WORK INSTRUCTIONS:
From the listing below, extract every line containing "Financia".

RECORDS FOR THE TASK:
•••
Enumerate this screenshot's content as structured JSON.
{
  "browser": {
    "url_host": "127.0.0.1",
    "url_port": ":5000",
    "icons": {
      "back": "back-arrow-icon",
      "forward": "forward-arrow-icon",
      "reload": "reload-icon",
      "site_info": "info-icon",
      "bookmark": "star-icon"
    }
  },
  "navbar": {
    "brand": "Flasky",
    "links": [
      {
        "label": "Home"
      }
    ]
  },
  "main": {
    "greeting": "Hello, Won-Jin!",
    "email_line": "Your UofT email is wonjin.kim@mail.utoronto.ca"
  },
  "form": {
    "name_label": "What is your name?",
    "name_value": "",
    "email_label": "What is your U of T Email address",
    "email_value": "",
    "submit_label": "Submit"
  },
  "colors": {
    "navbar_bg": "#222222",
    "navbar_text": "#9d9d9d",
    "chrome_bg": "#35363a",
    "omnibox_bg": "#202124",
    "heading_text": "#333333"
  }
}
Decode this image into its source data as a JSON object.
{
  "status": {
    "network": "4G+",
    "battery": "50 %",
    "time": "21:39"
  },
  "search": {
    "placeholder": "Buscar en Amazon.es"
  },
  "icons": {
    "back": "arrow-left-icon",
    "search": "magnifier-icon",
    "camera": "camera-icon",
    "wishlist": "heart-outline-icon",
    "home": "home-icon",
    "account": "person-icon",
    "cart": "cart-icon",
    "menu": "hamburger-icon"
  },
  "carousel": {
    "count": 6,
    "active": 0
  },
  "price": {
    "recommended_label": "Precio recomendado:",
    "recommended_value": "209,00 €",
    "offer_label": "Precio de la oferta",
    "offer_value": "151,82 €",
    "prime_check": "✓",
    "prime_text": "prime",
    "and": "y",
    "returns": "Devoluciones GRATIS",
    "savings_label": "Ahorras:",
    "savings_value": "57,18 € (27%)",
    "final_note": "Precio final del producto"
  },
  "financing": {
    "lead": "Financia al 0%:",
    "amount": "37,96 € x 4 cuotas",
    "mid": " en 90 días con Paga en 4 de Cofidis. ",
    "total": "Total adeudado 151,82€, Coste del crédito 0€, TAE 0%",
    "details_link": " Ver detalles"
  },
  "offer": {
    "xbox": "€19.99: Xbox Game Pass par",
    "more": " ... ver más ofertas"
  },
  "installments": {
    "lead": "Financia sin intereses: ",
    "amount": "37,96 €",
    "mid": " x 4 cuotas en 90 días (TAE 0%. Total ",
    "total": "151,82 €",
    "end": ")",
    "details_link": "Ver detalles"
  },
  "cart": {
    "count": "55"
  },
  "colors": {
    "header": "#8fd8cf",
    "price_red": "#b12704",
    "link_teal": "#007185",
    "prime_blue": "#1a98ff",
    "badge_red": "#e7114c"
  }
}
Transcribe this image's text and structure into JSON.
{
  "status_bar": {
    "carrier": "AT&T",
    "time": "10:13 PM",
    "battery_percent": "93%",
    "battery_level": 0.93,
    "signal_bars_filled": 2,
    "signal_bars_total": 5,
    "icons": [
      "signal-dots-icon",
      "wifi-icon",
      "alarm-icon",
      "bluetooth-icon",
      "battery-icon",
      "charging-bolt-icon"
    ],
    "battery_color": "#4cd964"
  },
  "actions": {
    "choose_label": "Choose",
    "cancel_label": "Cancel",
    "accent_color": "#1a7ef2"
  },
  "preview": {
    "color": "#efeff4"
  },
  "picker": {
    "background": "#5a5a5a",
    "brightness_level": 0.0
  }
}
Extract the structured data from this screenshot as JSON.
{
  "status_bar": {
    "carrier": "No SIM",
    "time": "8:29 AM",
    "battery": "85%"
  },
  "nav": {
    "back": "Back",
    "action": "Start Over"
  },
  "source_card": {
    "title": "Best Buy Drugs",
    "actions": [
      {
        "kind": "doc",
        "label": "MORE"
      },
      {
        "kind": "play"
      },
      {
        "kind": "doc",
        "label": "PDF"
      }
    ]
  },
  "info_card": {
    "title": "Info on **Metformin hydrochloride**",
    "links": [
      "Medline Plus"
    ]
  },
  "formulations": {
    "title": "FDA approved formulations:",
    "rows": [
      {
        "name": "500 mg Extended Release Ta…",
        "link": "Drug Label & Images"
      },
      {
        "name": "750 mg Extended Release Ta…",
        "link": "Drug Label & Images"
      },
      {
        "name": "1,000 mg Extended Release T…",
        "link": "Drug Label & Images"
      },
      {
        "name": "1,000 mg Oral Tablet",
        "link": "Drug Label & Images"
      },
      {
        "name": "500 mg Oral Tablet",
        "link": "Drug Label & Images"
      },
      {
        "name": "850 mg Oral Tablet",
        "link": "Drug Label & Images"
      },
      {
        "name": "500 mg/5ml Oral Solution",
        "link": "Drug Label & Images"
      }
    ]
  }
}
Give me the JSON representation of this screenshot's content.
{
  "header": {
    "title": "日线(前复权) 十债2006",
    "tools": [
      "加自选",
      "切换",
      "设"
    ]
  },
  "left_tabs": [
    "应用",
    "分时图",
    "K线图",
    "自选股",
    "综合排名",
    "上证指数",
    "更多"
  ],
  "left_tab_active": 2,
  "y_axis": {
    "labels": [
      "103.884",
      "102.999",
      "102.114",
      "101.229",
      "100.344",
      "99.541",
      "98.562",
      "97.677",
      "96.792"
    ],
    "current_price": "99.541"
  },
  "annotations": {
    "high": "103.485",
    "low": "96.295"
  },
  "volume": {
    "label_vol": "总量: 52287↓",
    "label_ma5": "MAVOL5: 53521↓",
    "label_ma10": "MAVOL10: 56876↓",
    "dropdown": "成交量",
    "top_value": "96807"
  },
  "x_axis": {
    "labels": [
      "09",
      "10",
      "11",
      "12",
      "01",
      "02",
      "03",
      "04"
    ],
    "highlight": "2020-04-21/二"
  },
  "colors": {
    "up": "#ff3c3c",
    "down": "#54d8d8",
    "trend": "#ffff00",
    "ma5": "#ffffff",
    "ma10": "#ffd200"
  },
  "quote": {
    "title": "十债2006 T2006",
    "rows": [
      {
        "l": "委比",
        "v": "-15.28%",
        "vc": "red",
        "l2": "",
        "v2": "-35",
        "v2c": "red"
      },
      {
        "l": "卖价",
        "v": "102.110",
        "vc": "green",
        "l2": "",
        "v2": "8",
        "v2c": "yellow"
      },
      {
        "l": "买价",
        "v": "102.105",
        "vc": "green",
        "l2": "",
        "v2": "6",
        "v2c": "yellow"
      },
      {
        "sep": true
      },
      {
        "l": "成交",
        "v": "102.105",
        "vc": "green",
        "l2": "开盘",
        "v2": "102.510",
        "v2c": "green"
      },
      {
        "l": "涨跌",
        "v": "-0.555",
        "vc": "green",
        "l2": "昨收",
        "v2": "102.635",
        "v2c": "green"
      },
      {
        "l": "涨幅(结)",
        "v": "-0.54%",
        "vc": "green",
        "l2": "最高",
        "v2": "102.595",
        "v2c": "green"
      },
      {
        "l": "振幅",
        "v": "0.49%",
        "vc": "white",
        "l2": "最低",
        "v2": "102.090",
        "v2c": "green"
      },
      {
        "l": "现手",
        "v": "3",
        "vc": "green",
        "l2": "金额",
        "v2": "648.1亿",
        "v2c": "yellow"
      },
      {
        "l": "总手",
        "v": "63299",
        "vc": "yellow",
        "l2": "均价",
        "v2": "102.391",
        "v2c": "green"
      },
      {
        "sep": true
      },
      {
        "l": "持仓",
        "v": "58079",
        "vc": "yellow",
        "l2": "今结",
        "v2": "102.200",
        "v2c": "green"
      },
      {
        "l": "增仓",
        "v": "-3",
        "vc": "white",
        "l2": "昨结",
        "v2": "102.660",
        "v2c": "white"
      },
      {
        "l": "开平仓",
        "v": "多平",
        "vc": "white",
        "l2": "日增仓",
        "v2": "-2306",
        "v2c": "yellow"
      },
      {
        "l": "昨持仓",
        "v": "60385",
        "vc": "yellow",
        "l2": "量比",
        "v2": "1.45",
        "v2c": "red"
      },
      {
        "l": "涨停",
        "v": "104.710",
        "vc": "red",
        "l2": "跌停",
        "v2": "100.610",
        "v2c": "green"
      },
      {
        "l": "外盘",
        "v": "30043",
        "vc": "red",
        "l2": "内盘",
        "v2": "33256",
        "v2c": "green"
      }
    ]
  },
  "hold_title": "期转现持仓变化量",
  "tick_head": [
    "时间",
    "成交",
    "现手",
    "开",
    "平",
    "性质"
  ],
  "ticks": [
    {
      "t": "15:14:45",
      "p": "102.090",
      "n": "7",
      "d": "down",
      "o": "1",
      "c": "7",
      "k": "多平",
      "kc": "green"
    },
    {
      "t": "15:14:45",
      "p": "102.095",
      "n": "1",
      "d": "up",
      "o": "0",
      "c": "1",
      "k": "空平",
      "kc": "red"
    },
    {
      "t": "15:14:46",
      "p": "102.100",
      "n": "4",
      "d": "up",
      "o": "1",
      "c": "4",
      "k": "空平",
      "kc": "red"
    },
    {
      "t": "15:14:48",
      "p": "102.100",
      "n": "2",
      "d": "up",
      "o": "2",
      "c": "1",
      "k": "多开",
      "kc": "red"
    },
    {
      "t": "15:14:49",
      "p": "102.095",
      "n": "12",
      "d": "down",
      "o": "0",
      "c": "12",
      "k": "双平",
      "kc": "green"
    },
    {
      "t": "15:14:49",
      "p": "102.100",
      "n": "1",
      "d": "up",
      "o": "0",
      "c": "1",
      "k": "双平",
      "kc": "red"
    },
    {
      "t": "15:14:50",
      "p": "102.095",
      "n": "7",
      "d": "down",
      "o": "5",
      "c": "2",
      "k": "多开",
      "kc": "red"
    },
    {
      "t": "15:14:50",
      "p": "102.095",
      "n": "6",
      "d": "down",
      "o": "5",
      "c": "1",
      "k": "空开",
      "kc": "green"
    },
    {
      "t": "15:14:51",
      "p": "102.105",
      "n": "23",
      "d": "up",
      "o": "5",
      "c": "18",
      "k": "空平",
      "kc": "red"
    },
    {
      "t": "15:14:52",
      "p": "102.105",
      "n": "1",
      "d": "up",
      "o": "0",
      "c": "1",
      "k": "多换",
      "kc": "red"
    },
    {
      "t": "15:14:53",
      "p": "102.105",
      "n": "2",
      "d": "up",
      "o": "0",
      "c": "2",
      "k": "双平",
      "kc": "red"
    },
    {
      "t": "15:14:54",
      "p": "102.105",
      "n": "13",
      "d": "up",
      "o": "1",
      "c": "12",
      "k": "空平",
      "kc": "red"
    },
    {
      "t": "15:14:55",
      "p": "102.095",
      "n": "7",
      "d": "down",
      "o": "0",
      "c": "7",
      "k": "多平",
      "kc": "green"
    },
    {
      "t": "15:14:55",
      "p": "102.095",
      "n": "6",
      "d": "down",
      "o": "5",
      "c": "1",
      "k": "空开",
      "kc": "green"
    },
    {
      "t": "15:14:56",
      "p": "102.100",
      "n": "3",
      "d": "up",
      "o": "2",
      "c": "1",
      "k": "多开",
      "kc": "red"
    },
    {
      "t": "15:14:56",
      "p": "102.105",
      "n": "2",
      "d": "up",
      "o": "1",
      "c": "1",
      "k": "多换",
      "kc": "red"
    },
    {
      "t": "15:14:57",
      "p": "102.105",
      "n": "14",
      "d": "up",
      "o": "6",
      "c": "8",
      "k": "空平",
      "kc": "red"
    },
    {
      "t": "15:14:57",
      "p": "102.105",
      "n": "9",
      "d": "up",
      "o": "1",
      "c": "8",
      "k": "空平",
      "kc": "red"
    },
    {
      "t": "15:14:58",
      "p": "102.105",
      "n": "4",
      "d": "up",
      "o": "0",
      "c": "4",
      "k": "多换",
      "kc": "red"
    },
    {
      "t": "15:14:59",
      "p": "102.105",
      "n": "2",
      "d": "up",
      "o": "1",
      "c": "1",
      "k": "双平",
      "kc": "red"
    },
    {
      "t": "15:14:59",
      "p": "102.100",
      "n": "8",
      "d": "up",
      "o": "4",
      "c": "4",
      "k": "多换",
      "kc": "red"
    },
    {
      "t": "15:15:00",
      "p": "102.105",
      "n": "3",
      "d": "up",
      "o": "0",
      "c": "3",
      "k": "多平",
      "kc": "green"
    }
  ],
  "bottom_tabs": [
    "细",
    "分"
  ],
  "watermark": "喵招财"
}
•••
ANSWER TO THIS EXERCISE:
    "lead": "Financia al 0%:",
    "lead": "Financia sin intereses: ",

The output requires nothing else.